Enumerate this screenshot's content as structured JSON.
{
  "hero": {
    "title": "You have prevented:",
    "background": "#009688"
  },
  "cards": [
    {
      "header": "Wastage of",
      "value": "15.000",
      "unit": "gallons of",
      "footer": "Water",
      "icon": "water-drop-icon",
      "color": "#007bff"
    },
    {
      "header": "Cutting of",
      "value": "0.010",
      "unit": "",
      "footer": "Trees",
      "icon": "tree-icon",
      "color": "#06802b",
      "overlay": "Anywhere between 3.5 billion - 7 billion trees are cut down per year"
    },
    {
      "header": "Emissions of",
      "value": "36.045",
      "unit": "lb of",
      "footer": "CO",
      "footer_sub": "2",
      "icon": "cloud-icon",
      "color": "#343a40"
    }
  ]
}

→ WRITTEN INSTRUCTION: Using the entries above, find all lines with "icon". Copy them.

→ REPLY TO THE EXERCISE:
      "icon": "water-drop-icon",
      "icon": "tree-icon",
      "icon": "cloud-icon",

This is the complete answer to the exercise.